======== Text section
That does not mean agents should be avoided. It means they should be designed like operational software.

What connected-system readiness looks like

Before adding an agent to a workflow, companies should usually work through six steps.

1. Map the workflow

Start with the recurring work, not the AI tool. Identify the trigger, inputs, decision points, systems, handoffs, exceptions and outputs.

The goal is to see what actually happens, including the informal workarounds.

2. Identify system and data boundaries

List where the relevant data lives. Separate system-of-record data from copied data, exported data and manually maintained spreadsheets.

This often reveals why the process is slow: the workflow crosses systems that were never designed to work together.

3. Connect the core systems

Build or improve APIs, data synchronisation, reporting pipelines or integration layers. The objective is not integration for its own sake. It is to make the workflow reliable enough for automation.

4. Automate simple steps first

Many useful improvements do not require AI. A status sync, approval notification, report generation job or validation rule may remove friction before any model is involved.

This also reduces the surface area for the eventual AI component.

5. Add AI where judgement or language handling is useful

AI is strongest where the workflow involves unstructured text, classification, summarisation, retrieval, drafting, triage or exception preparation.

Examples include extracting structured data from documents, summarising support history, classifying requests, preparing approval notes or searching internal documentation.

6. Monitor and maintain the workflow

A connected agentic workflow needs logs, alerts, cost tracking, permission reviews, model or prompt updates and a clear owner. It should not become a hidden automation that nobody can explain or stop.

A practical architecture pattern

A simple system-connected AI workflow may look like this:

Business systems → API / data layer → Workflow service → AI assistant or agent → Human review → System action

The important part is not the diagram. It is the separation of responsibility.

  • Business systems remain the source of truth.
  • The API or data layer controls access and structure.
  • The workflow service defines the process.
  • AI assists with language, retrieval or preparation.
  • Humans approve high-impact actions.
  • System actions are logged and monitored.

This is more robust than giving an AI tool broad access to everything and hoping it behaves.

The practical takeaway

AI agents should not be treated as shortcuts around system integration. They make integration more important.

If the business wants AI to support real work, it needs connected systems, clear data ownership, access boundaries, workflow design, logging and maintenance. The agent is not the foundation. It is a layer on top of the foundation.
================
======== Given information
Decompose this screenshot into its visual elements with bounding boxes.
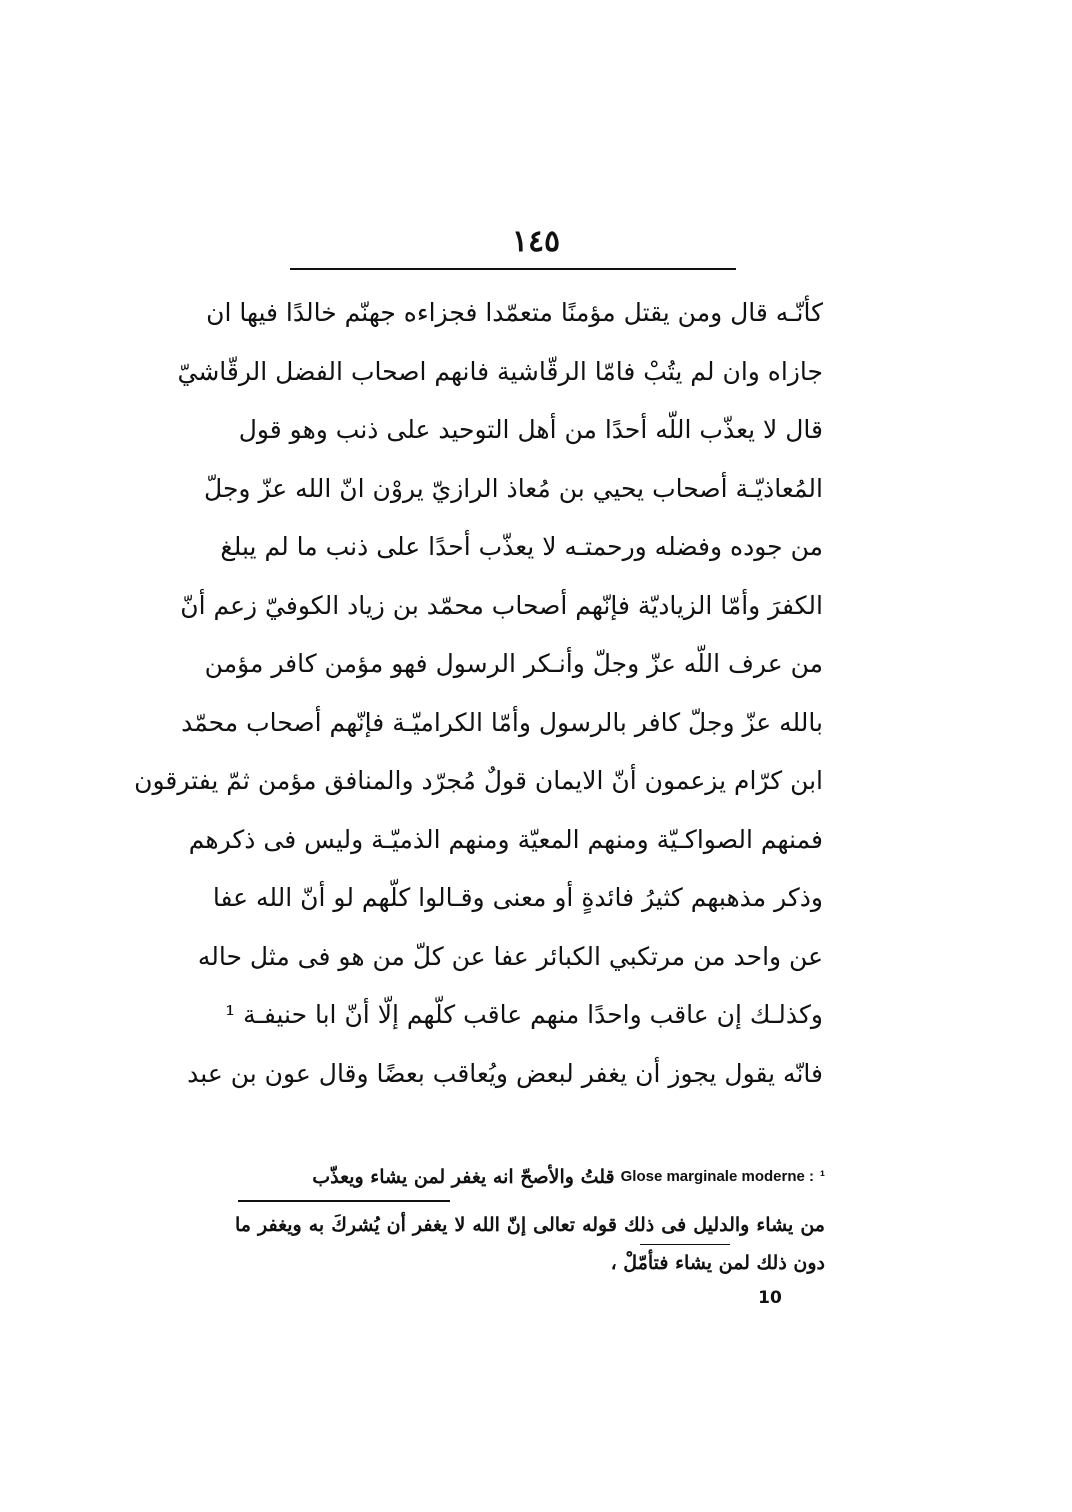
================
- [Problem] Rewrite the passage of the AI-agent text starting with "Build or improve" and going on through "or exception preparation.", switching "reporting pipelines" to "analytics pipelines". The listing has nothing to do with this.

- [Answer in full]
Build or improve APIs, data synchronisation, analytics pipelines or integration layers. The objective is not integration for its own sake. It is to make the workflow reliable enough for automation.

4. Automate simple steps first

Many useful improvements do not require AI. A status sync, approval notification, report generation job or validation rule may remove friction before any model is involved.

This also reduces the surface area for the eventual AI component.

5. Add AI where judgement or language handling is useful

AI is strongest where the workflow involves unstructured text, classification, summarisation, retrieval, drafting, triage or exception preparation.